* **Task material**
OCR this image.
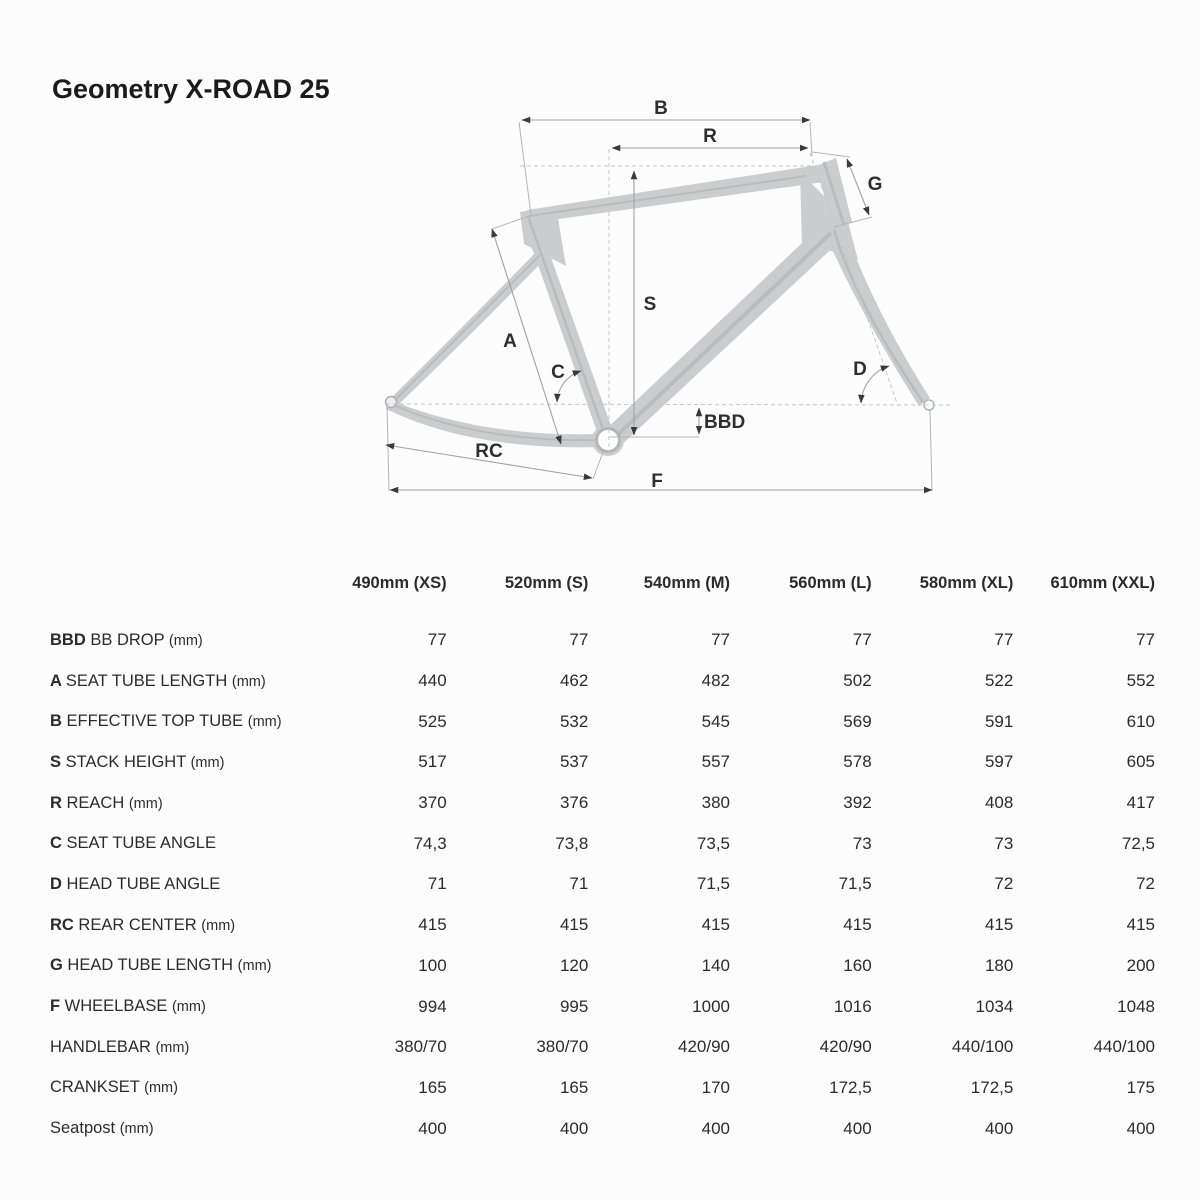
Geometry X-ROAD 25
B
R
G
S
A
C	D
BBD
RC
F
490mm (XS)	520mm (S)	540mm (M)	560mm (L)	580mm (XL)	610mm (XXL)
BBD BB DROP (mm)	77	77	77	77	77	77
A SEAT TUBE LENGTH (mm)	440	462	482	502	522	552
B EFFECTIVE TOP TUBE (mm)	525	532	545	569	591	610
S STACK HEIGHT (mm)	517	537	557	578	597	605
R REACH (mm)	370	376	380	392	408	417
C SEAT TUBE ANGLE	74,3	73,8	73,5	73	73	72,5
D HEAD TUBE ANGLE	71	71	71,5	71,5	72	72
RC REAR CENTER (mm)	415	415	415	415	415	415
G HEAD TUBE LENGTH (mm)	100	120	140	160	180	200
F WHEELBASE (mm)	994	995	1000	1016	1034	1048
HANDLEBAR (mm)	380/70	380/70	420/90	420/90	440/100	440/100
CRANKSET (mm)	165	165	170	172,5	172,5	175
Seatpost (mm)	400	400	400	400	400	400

--

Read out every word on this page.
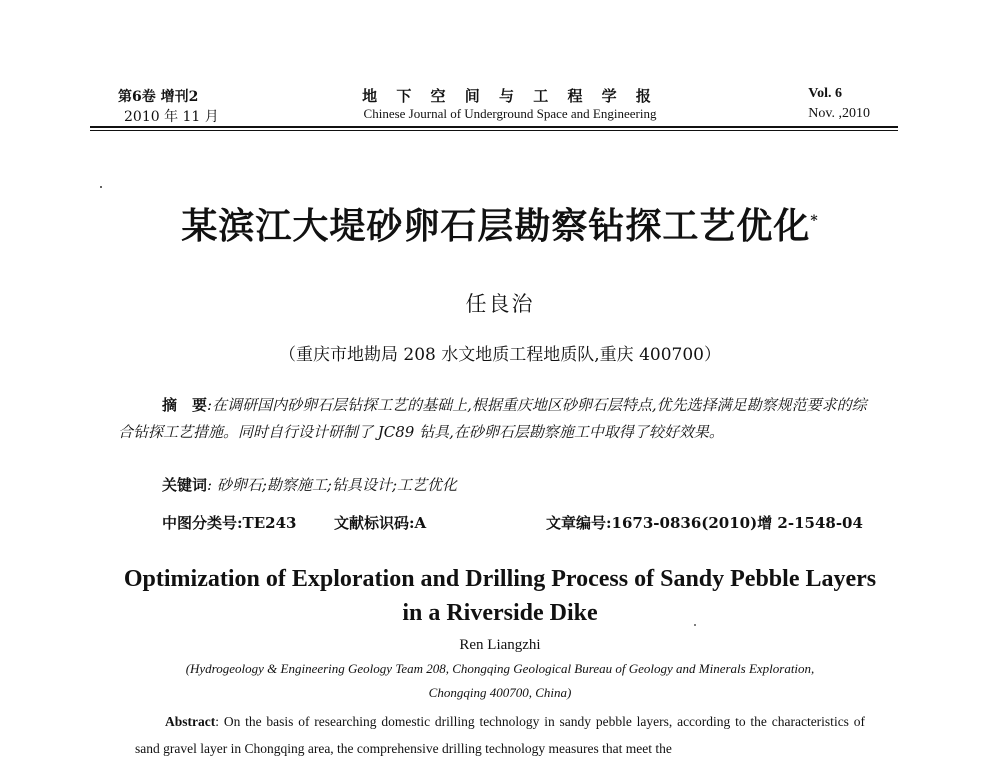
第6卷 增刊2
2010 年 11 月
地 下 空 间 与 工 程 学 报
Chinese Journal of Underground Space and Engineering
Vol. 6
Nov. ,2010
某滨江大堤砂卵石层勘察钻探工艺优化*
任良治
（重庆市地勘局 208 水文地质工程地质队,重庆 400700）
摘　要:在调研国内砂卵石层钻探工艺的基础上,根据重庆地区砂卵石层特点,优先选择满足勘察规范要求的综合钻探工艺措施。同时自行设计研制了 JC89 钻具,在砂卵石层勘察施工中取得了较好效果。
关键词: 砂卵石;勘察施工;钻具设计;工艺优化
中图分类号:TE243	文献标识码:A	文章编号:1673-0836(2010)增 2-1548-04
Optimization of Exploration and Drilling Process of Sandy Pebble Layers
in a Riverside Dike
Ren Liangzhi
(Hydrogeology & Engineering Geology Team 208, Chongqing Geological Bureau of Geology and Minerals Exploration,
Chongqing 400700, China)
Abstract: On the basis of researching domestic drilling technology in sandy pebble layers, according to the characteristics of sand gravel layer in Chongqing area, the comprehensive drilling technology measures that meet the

* **Exercise**
Identify lines with the string "LENGTH". Copy each one.

* **Response**
A SEAT TUBE LENGTH (mm)	440	462	482	502	522	552
G HEAD TUBE LENGTH (mm)	100	120	140	160	180	200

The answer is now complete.